> _Text extract_
****************
This leads me to ask: For those who have changed the bond portion of their portfolio (both long- and short-term portfolios), what investment changes have you made? Where did you move some or all of your bond investments? Or are you resolved to stay the course, no matter what rates (and therefore bond returns) do in the future?

Thanks for your thoughts.
 
As some others here, I am treating Social Security as my bond equivalent. I am almost 100% in equities, trending towards good dividend-payers. Exception: a small portion in Wellesley which has bonds. But I can't figure out how they get the dividends they do with bonds these days.
 
In today's environment, I chose to limit my durations and tread carefully. I have some broad bond index exposure, but the aggregate index has a duration of about 5 and my exposure is modest. Other forms of fixed income I have embraced are CDs with a small surrender penalty (minimal duration), closed end funds with holdings of bonds that aren't long duration and trading at a discount to NAV (own some ACG and have been buying WIW of late), and merger arbitrage funds (MERFX and ARBFX). I also have been holding a larger slug of cash than usual. I also chose to refi into a 30 year fixed rate mortgage over the summer, which is a natural hedge to portfolio bond positions.
****************
> _Work required_
In the forum discussion about bond holdings, which two merger arbitrage funds does one reply name?

> _Provided material_
****************
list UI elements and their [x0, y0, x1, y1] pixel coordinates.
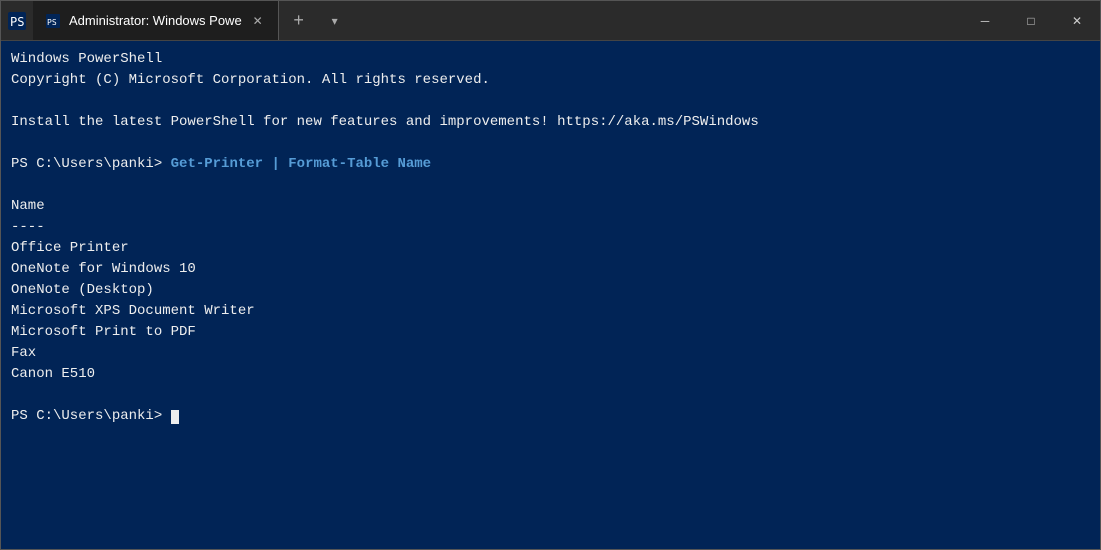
****************
> _Exercise result_
MERFX and ARBFX.